## start Material shown

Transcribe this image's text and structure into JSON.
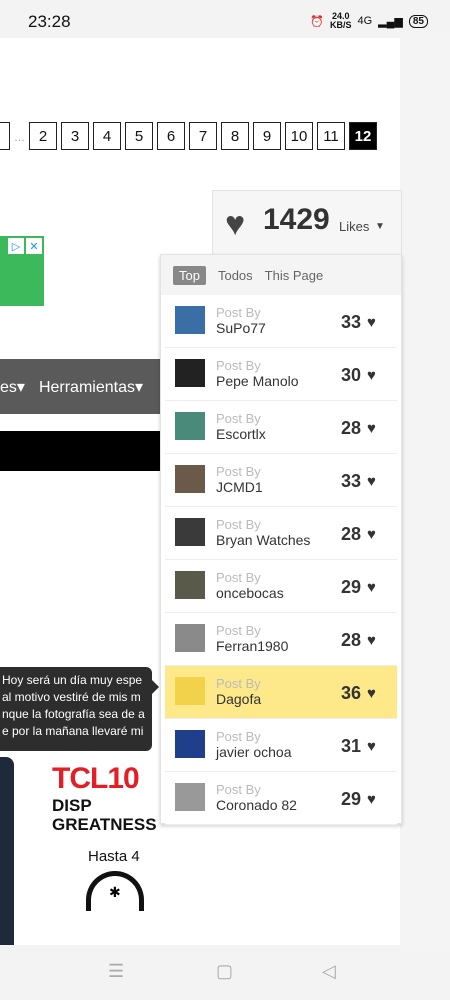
{
  "status": {
    "time": "23:28",
    "speed_value": "24.0",
    "speed_unit": "KB/S",
    "network": "4G",
    "battery": "85"
  },
  "pager": {
    "pages": [
      "2",
      "3",
      "4",
      "5",
      "6",
      "7",
      "8",
      "9",
      "10",
      "11"
    ],
    "current": "12"
  },
  "nav_menu": {
    "partial_item": "es",
    "item": "Herramientas"
  },
  "tooltip": {
    "lines": [
      "Hoy será un día muy espe",
      "al motivo vestiré de mis m",
      "nque la fotografía sea de a",
      "e por la mañana llevaré mi"
    ]
  },
  "tcl_ad": {
    "brand": "TCL",
    "brand_suffix": "10",
    "line1": "DISP",
    "line2": "GREATNESS",
    "hasta": "Hasta 4"
  },
  "likes": {
    "count": "1429",
    "label": "Likes"
  },
  "tabs": [
    "Top",
    "Todos",
    "This Page"
  ],
  "post_by_label": "Post By",
  "top_posts": [
    {
      "user": "SuPo77",
      "likes": "33",
      "thumb_color": "#3a6ea5"
    },
    {
      "user": "Pepe Manolo",
      "likes": "30",
      "thumb_color": "#222222"
    },
    {
      "user": "Escortlx",
      "likes": "28",
      "thumb_color": "#4a8a7a"
    },
    {
      "user": "JCMD1",
      "likes": "33",
      "thumb_color": "#6b5a4a"
    },
    {
      "user": "Bryan Watches",
      "likes": "28",
      "thumb_color": "#3a3a3a"
    },
    {
      "user": "oncebocas",
      "likes": "29",
      "thumb_color": "#5a5a4a"
    },
    {
      "user": "Ferran1980",
      "likes": "28",
      "thumb_color": "#8a8a8a"
    },
    {
      "user": "Dagofa",
      "likes": "36",
      "thumb_color": "#f2d24a",
      "highlighted": true
    },
    {
      "user": "javier ochoa",
      "likes": "31",
      "thumb_color": "#1f3f8a"
    },
    {
      "user": "Coronado 82",
      "likes": "29",
      "thumb_color": "#999999"
    }
  ]
}
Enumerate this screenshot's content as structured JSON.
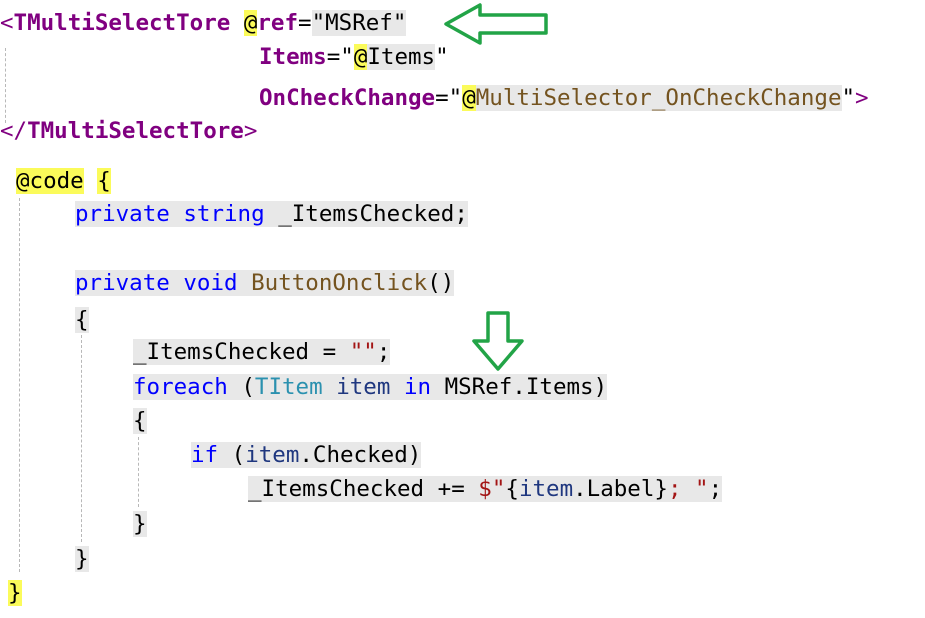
{
  "code": {
    "component_tag": "TMultiSelectTore",
    "open_bracket": "<",
    "close_tag_open": "</",
    "tag_close": ">",
    "at_sign": "@",
    "ref_attr": "ref",
    "equals": "=",
    "quote": "\"",
    "ref_value": "MSRef",
    "items_attr": "Items",
    "items_value": "Items",
    "oncheck_attr": "OnCheckChange",
    "oncheck_value": "MultiSelector_OnCheckChange",
    "code_directive": "code",
    "brace_open": "{",
    "brace_close": "}",
    "kw_private": "private",
    "kw_string": "string",
    "field_name": "_ItemsChecked",
    "semicolon": ";",
    "kw_void": "void",
    "method_name": "ButtonOnclick",
    "parens": "()",
    "assign_op": " = ",
    "empty_string": "\"\"",
    "kw_foreach": "foreach",
    "paren_open": "(",
    "paren_close": ")",
    "type_titem": "TItem",
    "var_item": "item",
    "kw_in": "in",
    "ms_ref_items": "MSRef.Items",
    "kw_if": "if",
    "item_checked": ".Checked",
    "plus_assign": " += ",
    "interp_prefix": "$\"",
    "interp_expr_label": ".Label",
    "interp_tail": "; ",
    "closing_quote": "\""
  },
  "annotations": {
    "arrow_color": "#22a447",
    "arrow_left_icon": "arrow-left-icon",
    "arrow_down_icon": "arrow-down-icon"
  }
}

## end Material shown

▶ _Given problem_: Set down every record once more, word for word, without pictures.

▶ _Result_:
Transcribe this image's text and structure into JSON.
{
  "status": {
    "time": "23:28",
    "speed_value": "24.0",
    "speed_unit": "KB/S",
    "network": "4G",
    "battery": "85"
  },
  "pager": {
    "pages": [
      "2",
      "3",
      "4",
      "5",
      "6",
      "7",
      "8",
      "9",
      "10",
      "11"
    ],
    "current": "12"
  },
  "nav_menu": {
    "partial_item": "es",
    "item": "Herramientas"
  },
  "tooltip": {
    "lines": [
      "Hoy será un día muy espe",
      "al motivo vestiré de mis m",
      "nque la fotografía sea de a",
      "e por la mañana llevaré mi"
    ]
  },
  "tcl_ad": {
    "brand": "TCL",
    "brand_suffix": "10",
    "line1": "DISP",
    "line2": "GREATNESS",
    "hasta": "Hasta 4"
  },
  "likes": {
    "count": "1429",
    "label": "Likes"
  },
  "tabs": [
    "Top",
    "Todos",
    "This Page"
  ],
  "post_by_label": "Post By",
  "top_posts": [
    {
      "user": "SuPo77",
      "likes": "33",
      "thumb_color": "#3a6ea5"
    },
    {
      "user": "Pepe Manolo",
      "likes": "30",
      "thumb_color": "#222222"
    },
    {
      "user": "Escortlx",
      "likes": "28",
      "thumb_color": "#4a8a7a"
    },
    {
      "user": "JCMD1",
      "likes": "33",
      "thumb_color": "#6b5a4a"
    },
    {
      "user": "Bryan Watches",
      "likes": "28",
      "thumb_color": "#3a3a3a"
    },
    {
      "user": "oncebocas",
      "likes": "29",
      "thumb_color": "#5a5a4a"
    },
    {
      "user": "Ferran1980",
      "likes": "28",
      "thumb_color": "#8a8a8a"
    },
    {
      "user": "Dagofa",
      "likes": "36",
      "thumb_color": "#f2d24a",
      "highlighted": true
    },
    {
      "user": "javier ochoa",
      "likes": "31",
      "thumb_color": "#1f3f8a"
    },
    {
      "user": "Coronado 82",
      "likes": "29",
      "thumb_color": "#999999"
    }
  ]
}
Enumerate this screenshot's content as structured JSON.
{
  "code": {
    "component_tag": "TMultiSelectTore",
    "open_bracket": "<",
    "close_tag_open": "</",
    "tag_close": ">",
    "at_sign": "@",
    "ref_attr": "ref",
    "equals": "=",
    "quote": "\"",
    "ref_value": "MSRef",
    "items_attr": "Items",
    "items_value": "Items",
    "oncheck_attr": "OnCheckChange",
    "oncheck_value": "MultiSelector_OnCheckChange",
    "code_directive": "code",
    "brace_open": "{",
    "brace_close": "}",
    "kw_private": "private",
    "kw_string": "string",
    "field_name": "_ItemsChecked",
    "semicolon": ";",
    "kw_void": "void",
    "method_name": "ButtonOnclick",
    "parens": "()",
    "assign_op": " = ",
    "empty_string": "\"\"",
    "kw_foreach": "foreach",
    "paren_open": "(",
    "paren_close": ")",
    "type_titem": "TItem",
    "var_item": "item",
    "kw_in": "in",
    "ms_ref_items": "MSRef.Items",
    "kw_if": "if",
    "item_checked": ".Checked",
    "plus_assign": " += ",
    "interp_prefix": "$\"",
    "interp_expr_label": ".Label",
    "interp_tail": "; ",
    "closing_quote": "\""
  },
  "annotations": {
    "arrow_color": "#22a447",
    "arrow_left_icon": "arrow-left-icon",
    "arrow_down_icon": "arrow-down-icon"
  }
}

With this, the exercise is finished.